__Given instruction__
Reproduce nothing but the closing run of lines: the line with "Transcribe the text in this document." and each line that follows it to the end of the data.

__Stored rows__

((

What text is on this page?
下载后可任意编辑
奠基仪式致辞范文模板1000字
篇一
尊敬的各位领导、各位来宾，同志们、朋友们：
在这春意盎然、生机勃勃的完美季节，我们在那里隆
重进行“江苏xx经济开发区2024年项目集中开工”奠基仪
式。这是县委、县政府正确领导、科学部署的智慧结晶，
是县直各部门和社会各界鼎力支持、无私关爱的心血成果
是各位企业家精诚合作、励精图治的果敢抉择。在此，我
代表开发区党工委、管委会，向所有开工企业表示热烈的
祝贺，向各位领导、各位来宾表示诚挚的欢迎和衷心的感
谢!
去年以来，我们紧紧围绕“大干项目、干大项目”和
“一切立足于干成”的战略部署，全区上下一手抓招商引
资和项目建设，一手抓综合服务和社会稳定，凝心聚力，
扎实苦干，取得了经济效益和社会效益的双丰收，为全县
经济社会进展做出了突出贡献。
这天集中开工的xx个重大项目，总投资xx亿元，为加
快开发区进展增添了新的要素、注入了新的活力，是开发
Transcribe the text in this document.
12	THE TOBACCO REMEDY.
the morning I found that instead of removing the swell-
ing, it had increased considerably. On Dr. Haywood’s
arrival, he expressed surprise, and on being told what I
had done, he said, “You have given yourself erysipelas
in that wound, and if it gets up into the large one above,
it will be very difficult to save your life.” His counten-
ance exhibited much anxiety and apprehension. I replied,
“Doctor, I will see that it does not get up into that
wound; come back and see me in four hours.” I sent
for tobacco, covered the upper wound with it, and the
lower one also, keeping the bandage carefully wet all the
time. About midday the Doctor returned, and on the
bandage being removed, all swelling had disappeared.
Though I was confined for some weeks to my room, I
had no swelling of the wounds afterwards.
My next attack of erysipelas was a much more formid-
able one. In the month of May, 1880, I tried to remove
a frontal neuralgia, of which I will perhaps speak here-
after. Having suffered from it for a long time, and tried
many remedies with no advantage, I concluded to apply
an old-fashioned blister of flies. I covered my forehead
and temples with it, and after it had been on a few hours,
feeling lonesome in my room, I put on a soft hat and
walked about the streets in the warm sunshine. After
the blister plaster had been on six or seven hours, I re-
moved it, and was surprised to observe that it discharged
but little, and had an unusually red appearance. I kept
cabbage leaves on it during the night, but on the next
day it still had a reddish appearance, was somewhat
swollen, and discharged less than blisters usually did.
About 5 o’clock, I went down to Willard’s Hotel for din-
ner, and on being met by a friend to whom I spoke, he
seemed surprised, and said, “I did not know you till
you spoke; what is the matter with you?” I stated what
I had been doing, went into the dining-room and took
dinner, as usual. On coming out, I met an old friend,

))

__Exercise response__
Transcribe the text in this document.
12	THE TOBACCO REMEDY.
the morning I found that instead of removing the swell-
ing, it had increased considerably. On Dr. Haywood’s
arrival, he expressed surprise, and on being told what I
had done, he said, “You have given yourself erysipelas
in that wound, and if it gets up into the large one above,
it will be very difficult to save your life.” His counten-
ance exhibited much anxiety and apprehension. I replied,
“Doctor, I will see that it does not get up into that
wound; come back and see me in four hours.” I sent
for tobacco, covered the upper wound with it, and the
lower one also, keeping the bandage carefully wet all the
time. About midday the Doctor returned, and on the
bandage being removed, all swelling had disappeared.
Though I was confined for some weeks to my room, I
had no swelling of the wounds afterwards.
My next attack of erysipelas was a much more formid-
able one. In the month of May, 1880, I tried to remove
a frontal neuralgia, of which I will perhaps speak here-
after. Having suffered from it for a long time, and tried
many remedies with no advantage, I concluded to apply
an old-fashioned blister of flies. I covered my forehead
and temples with it, and after it had been on a few hours,
feeling lonesome in my room, I put on a soft hat and
walked about the streets in the warm sunshine. After
the blister plaster had been on six or seven hours, I re-
moved it, and was surprised to observe that it discharged
but little, and had an unusually red appearance. I kept
cabbage leaves on it during the night, but on the next
day it still had a reddish appearance, was somewhat
swollen, and discharged less than blisters usually did.
About 5 o’clock, I went down to Willard’s Hotel for din-
ner, and on being met by a friend to whom I spoke, he
seemed surprised, and said, “I did not know you till
you spoke; what is the matter with you?” I stated what
I had been doing, went into the dining-room and took
dinner, as usual. On coming out, I met an old friend,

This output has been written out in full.